→ Work to complete
Copy every line of the data that includes the string "Vocabulary".

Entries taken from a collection

* * * *

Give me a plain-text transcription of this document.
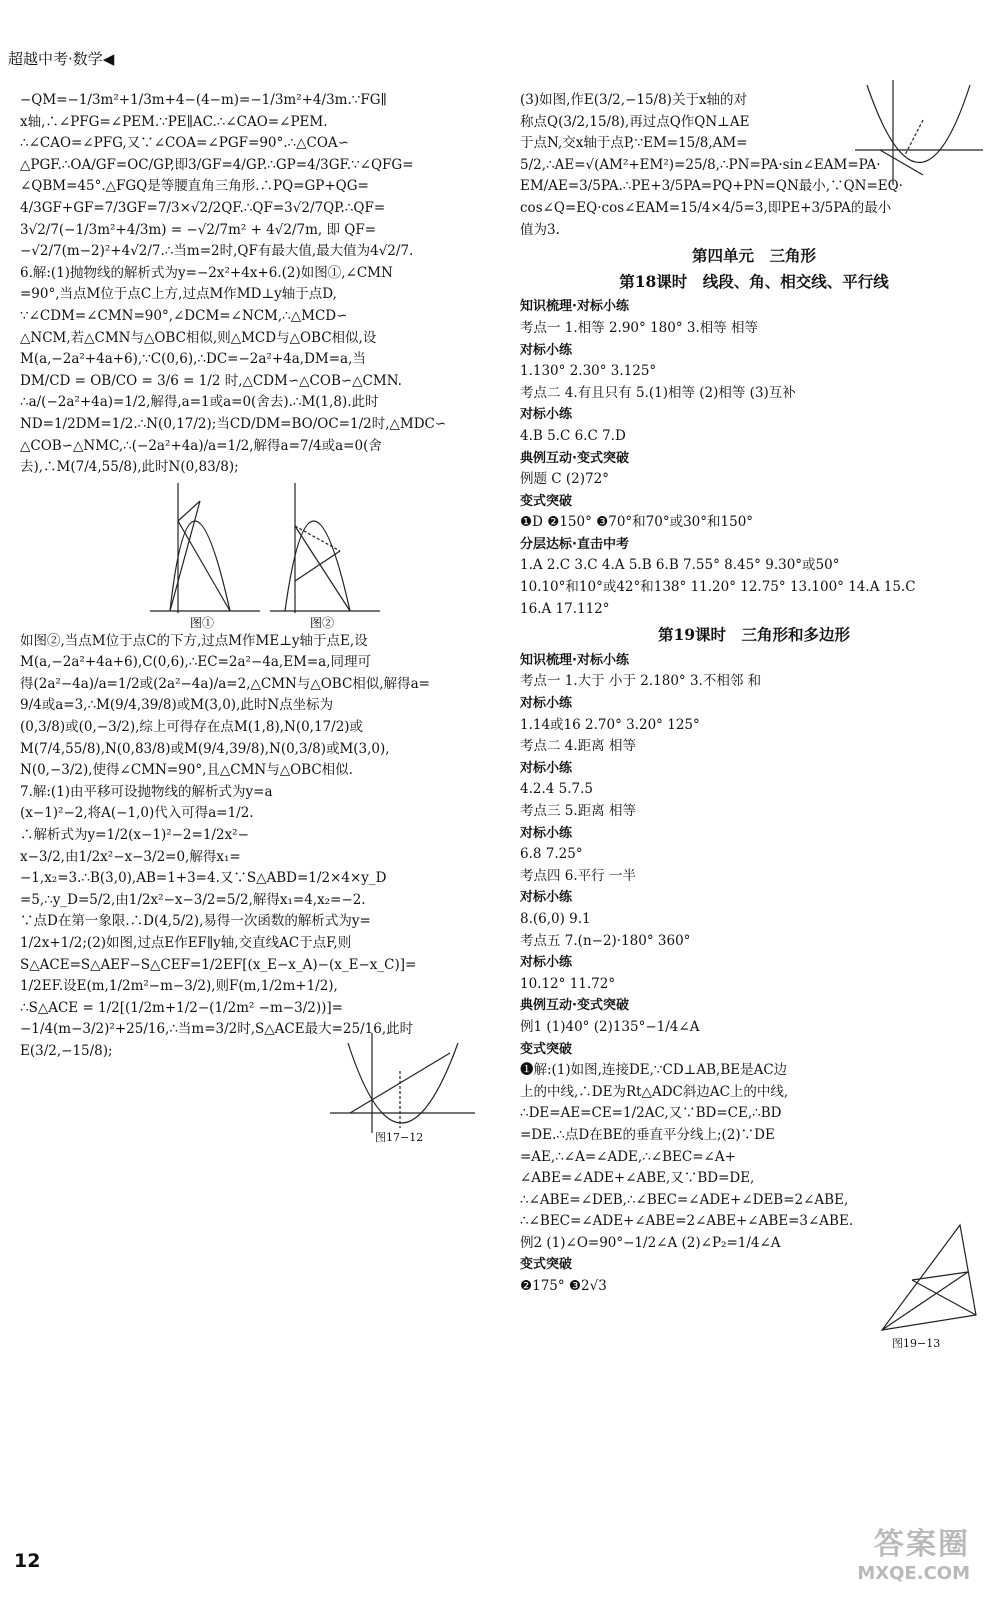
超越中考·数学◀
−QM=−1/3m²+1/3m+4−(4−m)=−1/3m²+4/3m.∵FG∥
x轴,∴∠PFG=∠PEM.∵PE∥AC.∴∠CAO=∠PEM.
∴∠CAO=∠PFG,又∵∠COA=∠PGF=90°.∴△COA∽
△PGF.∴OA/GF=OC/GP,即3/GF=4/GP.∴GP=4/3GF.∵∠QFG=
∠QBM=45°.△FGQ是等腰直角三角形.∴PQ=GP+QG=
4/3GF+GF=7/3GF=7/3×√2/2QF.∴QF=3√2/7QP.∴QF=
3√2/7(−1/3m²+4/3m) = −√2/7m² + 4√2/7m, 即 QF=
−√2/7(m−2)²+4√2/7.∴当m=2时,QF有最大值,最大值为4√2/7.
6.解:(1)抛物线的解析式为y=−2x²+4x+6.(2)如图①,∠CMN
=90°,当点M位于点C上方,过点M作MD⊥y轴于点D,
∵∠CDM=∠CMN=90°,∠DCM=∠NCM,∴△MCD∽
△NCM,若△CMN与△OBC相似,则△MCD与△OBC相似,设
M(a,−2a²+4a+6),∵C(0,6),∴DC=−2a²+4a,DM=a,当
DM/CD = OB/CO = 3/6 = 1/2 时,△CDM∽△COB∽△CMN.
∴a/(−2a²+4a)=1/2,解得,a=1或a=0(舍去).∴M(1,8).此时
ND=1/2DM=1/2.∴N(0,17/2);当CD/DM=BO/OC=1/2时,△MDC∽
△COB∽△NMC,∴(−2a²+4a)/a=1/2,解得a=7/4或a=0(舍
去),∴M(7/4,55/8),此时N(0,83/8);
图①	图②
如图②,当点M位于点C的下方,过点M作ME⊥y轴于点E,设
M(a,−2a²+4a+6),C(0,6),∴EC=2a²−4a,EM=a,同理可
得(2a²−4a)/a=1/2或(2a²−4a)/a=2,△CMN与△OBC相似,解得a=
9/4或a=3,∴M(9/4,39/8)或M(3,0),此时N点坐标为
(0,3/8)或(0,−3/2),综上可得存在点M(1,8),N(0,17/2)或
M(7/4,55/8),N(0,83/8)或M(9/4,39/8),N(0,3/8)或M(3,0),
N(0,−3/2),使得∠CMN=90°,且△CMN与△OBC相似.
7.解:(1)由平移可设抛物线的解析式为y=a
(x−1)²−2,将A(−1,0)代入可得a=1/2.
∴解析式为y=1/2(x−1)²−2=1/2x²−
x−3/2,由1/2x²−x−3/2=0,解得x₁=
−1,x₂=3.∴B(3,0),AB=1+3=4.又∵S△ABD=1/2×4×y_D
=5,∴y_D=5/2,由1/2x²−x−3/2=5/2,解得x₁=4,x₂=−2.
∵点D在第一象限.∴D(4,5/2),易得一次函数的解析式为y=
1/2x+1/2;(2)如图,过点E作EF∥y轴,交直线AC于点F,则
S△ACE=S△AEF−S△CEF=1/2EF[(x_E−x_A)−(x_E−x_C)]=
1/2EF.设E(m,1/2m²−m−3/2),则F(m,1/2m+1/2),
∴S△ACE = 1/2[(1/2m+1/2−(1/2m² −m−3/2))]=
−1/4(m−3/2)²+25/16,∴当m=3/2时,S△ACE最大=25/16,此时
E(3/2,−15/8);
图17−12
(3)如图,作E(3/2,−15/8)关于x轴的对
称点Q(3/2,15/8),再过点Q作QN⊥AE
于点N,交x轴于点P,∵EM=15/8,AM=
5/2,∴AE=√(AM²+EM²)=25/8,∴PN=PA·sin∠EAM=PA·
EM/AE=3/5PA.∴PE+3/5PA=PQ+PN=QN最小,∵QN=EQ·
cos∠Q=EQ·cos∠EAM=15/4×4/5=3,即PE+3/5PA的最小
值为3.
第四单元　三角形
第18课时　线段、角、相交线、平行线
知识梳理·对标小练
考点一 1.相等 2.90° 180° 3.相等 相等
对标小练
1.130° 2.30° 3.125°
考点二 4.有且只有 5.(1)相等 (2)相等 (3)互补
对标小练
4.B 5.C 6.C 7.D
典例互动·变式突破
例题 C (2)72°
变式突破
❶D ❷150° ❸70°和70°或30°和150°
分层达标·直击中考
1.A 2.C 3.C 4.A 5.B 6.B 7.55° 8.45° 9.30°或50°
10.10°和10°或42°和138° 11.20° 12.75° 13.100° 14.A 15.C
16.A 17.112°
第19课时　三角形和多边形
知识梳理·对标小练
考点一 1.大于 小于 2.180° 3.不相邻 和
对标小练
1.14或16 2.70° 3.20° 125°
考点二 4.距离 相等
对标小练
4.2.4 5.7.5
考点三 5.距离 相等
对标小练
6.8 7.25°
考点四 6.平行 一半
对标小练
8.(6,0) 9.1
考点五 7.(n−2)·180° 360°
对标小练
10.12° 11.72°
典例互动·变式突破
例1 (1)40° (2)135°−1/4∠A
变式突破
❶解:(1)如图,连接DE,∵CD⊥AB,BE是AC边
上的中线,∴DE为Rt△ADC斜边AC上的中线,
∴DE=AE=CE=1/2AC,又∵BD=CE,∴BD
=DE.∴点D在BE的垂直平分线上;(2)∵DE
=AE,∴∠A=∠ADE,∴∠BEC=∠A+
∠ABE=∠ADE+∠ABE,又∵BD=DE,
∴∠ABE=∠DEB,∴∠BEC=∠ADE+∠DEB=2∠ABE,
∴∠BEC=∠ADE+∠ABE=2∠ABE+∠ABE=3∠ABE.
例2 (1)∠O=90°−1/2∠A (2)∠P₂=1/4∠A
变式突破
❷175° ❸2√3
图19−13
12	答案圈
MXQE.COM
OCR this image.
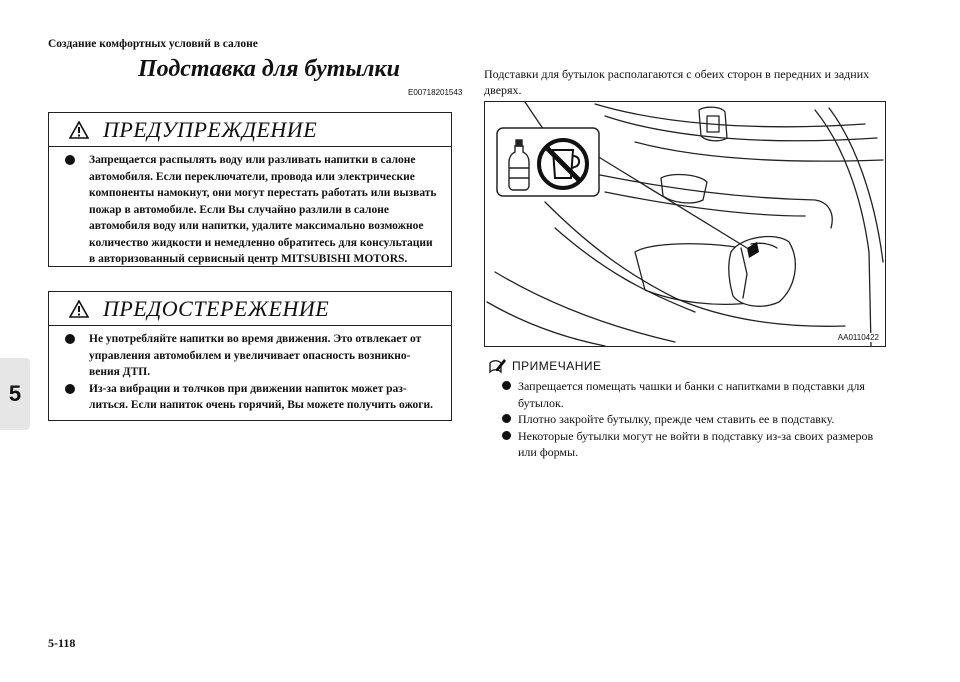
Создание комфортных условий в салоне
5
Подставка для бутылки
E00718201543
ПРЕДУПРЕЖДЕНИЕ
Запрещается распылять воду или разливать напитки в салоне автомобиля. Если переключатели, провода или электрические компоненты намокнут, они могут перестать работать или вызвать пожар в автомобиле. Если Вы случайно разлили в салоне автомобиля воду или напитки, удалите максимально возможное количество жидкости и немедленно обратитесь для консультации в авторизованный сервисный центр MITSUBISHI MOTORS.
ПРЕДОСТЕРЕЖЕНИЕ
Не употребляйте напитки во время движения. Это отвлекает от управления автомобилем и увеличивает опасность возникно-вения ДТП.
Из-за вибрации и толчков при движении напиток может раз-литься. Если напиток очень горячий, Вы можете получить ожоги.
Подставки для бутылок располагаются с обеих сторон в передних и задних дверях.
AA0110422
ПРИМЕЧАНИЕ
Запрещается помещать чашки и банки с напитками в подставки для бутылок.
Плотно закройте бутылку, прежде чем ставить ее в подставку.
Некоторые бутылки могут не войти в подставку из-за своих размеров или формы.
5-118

* * * *

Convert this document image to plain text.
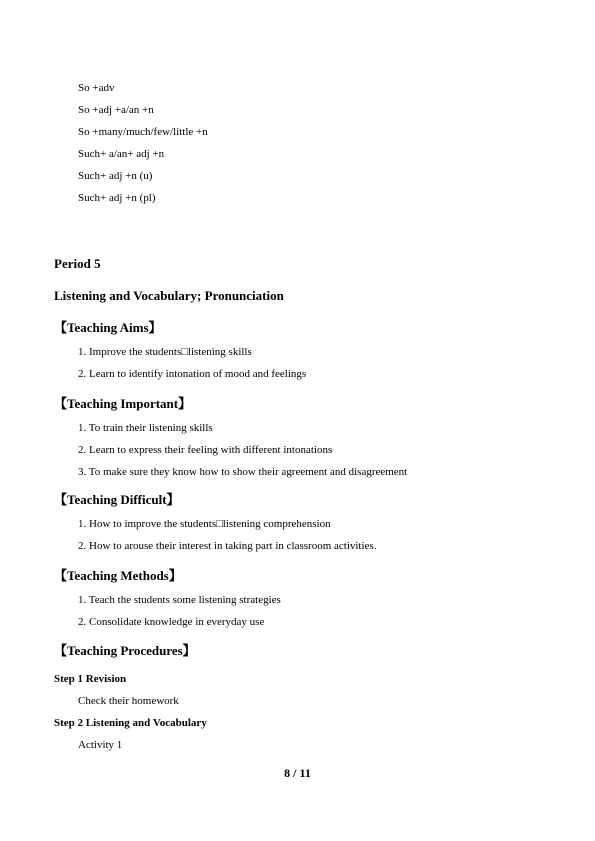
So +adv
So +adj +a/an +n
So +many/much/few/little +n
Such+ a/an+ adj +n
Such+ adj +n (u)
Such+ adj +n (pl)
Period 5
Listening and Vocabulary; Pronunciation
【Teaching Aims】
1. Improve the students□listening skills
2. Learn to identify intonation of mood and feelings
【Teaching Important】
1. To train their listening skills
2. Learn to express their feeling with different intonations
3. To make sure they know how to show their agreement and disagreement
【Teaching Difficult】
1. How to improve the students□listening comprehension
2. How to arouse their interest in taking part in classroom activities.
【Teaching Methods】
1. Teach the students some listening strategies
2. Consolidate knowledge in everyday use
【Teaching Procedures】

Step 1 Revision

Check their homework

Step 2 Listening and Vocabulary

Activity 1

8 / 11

* * * *

→ Solution to the problem
Listening and Vocabulary; Pronunciation
Step 2 Listening and Vocabulary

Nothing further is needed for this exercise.